_Data_

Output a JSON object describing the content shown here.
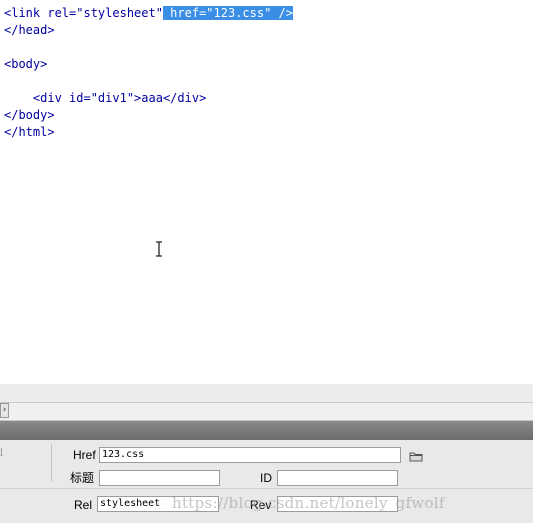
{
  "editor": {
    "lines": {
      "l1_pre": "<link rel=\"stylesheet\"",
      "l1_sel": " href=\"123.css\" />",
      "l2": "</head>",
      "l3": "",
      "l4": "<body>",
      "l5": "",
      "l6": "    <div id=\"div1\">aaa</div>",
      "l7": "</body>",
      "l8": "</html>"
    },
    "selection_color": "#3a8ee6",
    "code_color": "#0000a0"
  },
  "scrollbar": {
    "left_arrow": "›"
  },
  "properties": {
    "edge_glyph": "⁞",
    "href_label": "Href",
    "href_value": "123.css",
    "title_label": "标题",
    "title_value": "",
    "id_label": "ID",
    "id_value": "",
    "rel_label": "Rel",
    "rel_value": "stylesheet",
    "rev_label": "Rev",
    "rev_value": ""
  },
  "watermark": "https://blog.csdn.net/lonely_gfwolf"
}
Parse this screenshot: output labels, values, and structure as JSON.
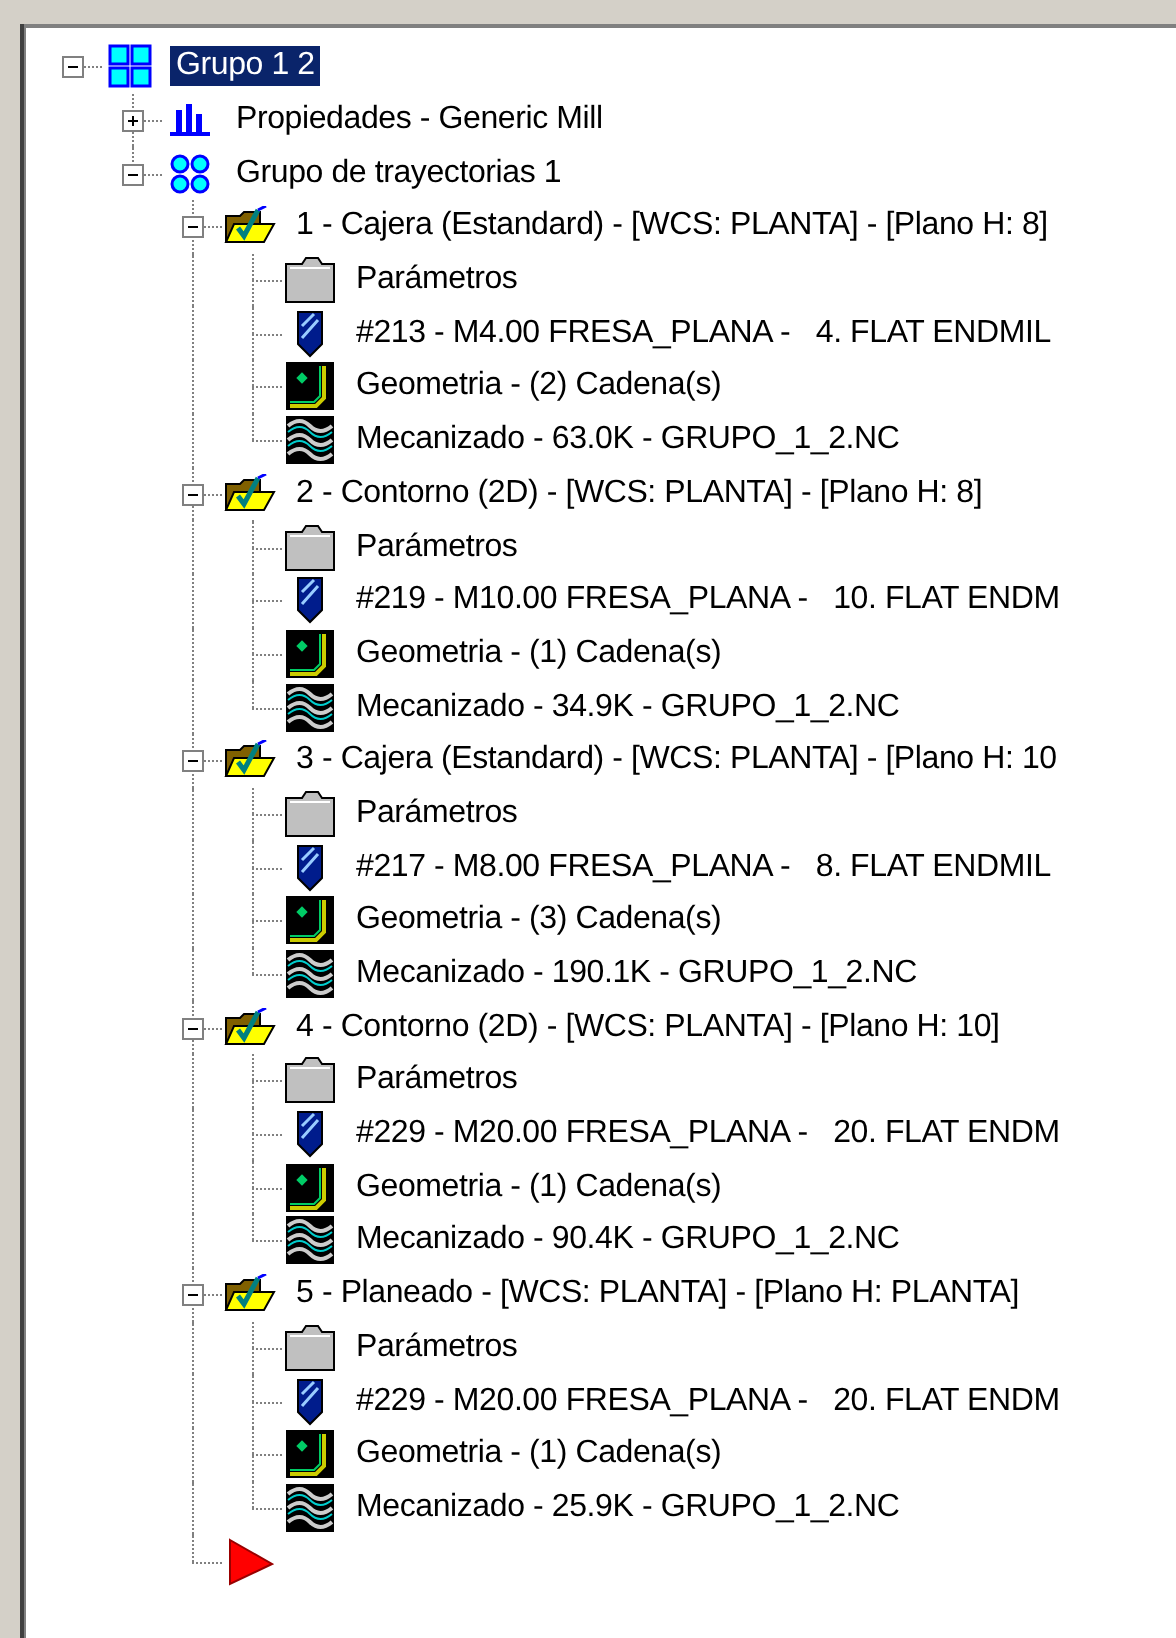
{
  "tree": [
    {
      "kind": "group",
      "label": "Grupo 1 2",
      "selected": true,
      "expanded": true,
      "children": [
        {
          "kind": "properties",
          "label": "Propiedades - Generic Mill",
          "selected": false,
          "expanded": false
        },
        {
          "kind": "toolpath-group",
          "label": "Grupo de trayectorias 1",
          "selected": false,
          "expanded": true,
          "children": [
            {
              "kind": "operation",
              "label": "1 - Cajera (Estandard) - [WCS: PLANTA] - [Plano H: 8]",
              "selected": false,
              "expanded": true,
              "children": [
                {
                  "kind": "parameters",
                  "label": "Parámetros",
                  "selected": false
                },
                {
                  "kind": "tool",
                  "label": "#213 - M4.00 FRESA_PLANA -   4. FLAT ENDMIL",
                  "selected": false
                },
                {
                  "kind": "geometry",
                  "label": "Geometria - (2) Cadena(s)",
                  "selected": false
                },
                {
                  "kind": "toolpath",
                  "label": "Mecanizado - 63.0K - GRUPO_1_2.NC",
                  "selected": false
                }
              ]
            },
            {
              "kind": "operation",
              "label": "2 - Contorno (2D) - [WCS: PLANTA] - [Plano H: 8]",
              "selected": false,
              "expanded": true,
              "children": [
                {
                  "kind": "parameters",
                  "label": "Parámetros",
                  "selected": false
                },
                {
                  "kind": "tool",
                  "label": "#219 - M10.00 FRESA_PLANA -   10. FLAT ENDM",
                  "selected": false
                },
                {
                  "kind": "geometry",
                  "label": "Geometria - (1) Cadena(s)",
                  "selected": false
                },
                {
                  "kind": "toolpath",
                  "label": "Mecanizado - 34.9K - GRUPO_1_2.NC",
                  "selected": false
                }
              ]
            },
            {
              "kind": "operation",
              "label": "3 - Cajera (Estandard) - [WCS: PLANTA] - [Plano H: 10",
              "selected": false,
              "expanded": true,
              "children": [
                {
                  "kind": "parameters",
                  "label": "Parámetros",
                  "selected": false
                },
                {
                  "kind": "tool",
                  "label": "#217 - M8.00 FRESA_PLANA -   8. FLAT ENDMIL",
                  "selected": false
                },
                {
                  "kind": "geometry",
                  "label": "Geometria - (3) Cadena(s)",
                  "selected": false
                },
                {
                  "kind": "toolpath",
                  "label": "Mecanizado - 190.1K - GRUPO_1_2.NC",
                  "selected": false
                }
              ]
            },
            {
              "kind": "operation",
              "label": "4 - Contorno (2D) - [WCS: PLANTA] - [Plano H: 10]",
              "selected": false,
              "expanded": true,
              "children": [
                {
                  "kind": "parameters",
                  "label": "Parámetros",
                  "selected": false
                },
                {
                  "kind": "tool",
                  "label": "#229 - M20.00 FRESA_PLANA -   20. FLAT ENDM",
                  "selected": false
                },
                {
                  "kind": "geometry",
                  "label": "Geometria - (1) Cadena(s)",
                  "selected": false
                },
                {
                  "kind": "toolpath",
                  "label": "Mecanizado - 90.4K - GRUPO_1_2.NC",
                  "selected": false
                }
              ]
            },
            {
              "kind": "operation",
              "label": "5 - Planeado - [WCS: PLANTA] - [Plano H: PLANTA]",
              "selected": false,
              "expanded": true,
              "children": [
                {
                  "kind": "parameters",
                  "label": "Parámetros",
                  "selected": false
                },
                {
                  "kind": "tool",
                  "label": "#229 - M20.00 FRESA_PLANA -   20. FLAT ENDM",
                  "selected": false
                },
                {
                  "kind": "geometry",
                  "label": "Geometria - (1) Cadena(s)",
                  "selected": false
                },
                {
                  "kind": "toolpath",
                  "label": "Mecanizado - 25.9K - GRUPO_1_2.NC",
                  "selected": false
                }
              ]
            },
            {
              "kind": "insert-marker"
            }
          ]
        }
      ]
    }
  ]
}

_Requirement_
Make an exact copy of all entries above, dropping the images.

_Task answer_
Output a JSON object describing the content shown here.
{
  "editor": {
    "lines": {
      "l1_pre": "<link rel=\"stylesheet\"",
      "l1_sel": " href=\"123.css\" />",
      "l2": "</head>",
      "l3": "",
      "l4": "<body>",
      "l5": "",
      "l6": "    <div id=\"div1\">aaa</div>",
      "l7": "</body>",
      "l8": "</html>"
    },
    "selection_color": "#3a8ee6",
    "code_color": "#0000a0"
  },
  "scrollbar": {
    "left_arrow": "›"
  },
  "properties": {
    "edge_glyph": "⁞",
    "href_label": "Href",
    "href_value": "123.css",
    "title_label": "标题",
    "title_value": "",
    "id_label": "ID",
    "id_value": "",
    "rel_label": "Rel",
    "rel_value": "stylesheet",
    "rev_label": "Rev",
    "rev_value": ""
  },
  "watermark": "https://blog.csdn.net/lonely_gfwolf"
}
Parse this screenshot: output labels, values, and structure as JSON.
{
  "tree": [
    {
      "kind": "group",
      "label": "Grupo 1 2",
      "selected": true,
      "expanded": true,
      "children": [
        {
          "kind": "properties",
          "label": "Propiedades - Generic Mill",
          "selected": false,
          "expanded": false
        },
        {
          "kind": "toolpath-group",
          "label": "Grupo de trayectorias 1",
          "selected": false,
          "expanded": true,
          "children": [
            {
              "kind": "operation",
              "label": "1 - Cajera (Estandard) - [WCS: PLANTA] - [Plano H: 8]",
              "selected": false,
              "expanded": true,
              "children": [
                {
                  "kind": "parameters",
                  "label": "Parámetros",
                  "selected": false
                },
                {
                  "kind": "tool",
                  "label": "#213 - M4.00 FRESA_PLANA -   4. FLAT ENDMIL",
                  "selected": false
                },
                {
                  "kind": "geometry",
                  "label": "Geometria - (2) Cadena(s)",
                  "selected": false
                },
                {
                  "kind": "toolpath",
                  "label": "Mecanizado - 63.0K - GRUPO_1_2.NC",
                  "selected": false
                }
              ]
            },
            {
              "kind": "operation",
              "label": "2 - Contorno (2D) - [WCS: PLANTA] - [Plano H: 8]",
              "selected": false,
              "expanded": true,
              "children": [
                {
                  "kind": "parameters",
                  "label": "Parámetros",
                  "selected": false
                },
                {
                  "kind": "tool",
                  "label": "#219 - M10.00 FRESA_PLANA -   10. FLAT ENDM",
                  "selected": false
                },
                {
                  "kind": "geometry",
                  "label": "Geometria - (1) Cadena(s)",
                  "selected": false
                },
                {
                  "kind": "toolpath",
                  "label": "Mecanizado - 34.9K - GRUPO_1_2.NC",
                  "selected": false
                }
              ]
            },
            {
              "kind": "operation",
              "label": "3 - Cajera (Estandard) - [WCS: PLANTA] - [Plano H: 10",
              "selected": false,
              "expanded": true,
              "children": [
                {
                  "kind": "parameters",
                  "label": "Parámetros",
                  "selected": false
                },
                {
                  "kind": "tool",
                  "label": "#217 - M8.00 FRESA_PLANA -   8. FLAT ENDMIL",
                  "selected": false
                },
                {
                  "kind": "geometry",
                  "label": "Geometria - (3) Cadena(s)",
                  "selected": false
                },
                {
                  "kind": "toolpath",
                  "label": "Mecanizado - 190.1K - GRUPO_1_2.NC",
                  "selected": false
                }
              ]
            },
            {
              "kind": "operation",
              "label": "4 - Contorno (2D) - [WCS: PLANTA] - [Plano H: 10]",
              "selected": false,
              "expanded": true,
              "children": [
                {
                  "kind": "parameters",
                  "label": "Parámetros",
                  "selected": false
                },
                {
                  "kind": "tool",
                  "label": "#229 - M20.00 FRESA_PLANA -   20. FLAT ENDM",
                  "selected": false
                },
                {
                  "kind": "geometry",
                  "label": "Geometria - (1) Cadena(s)",
                  "selected": false
                },
                {
                  "kind": "toolpath",
                  "label": "Mecanizado - 90.4K - GRUPO_1_2.NC",
                  "selected": false
                }
              ]
            },
            {
              "kind": "operation",
              "label": "5 - Planeado - [WCS: PLANTA] - [Plano H: PLANTA]",
              "selected": false,
              "expanded": true,
              "children": [
                {
                  "kind": "parameters",
                  "label": "Parámetros",
                  "selected": false
                },
                {
                  "kind": "tool",
                  "label": "#229 - M20.00 FRESA_PLANA -   20. FLAT ENDM",
                  "selected": false
                },
                {
                  "kind": "geometry",
                  "label": "Geometria - (1) Cadena(s)",
                  "selected": false
                },
                {
                  "kind": "toolpath",
                  "label": "Mecanizado - 25.9K - GRUPO_1_2.NC",
                  "selected": false
                }
              ]
            },
            {
              "kind": "insert-marker"
            }
          ]
        }
      ]
    }
  ]
}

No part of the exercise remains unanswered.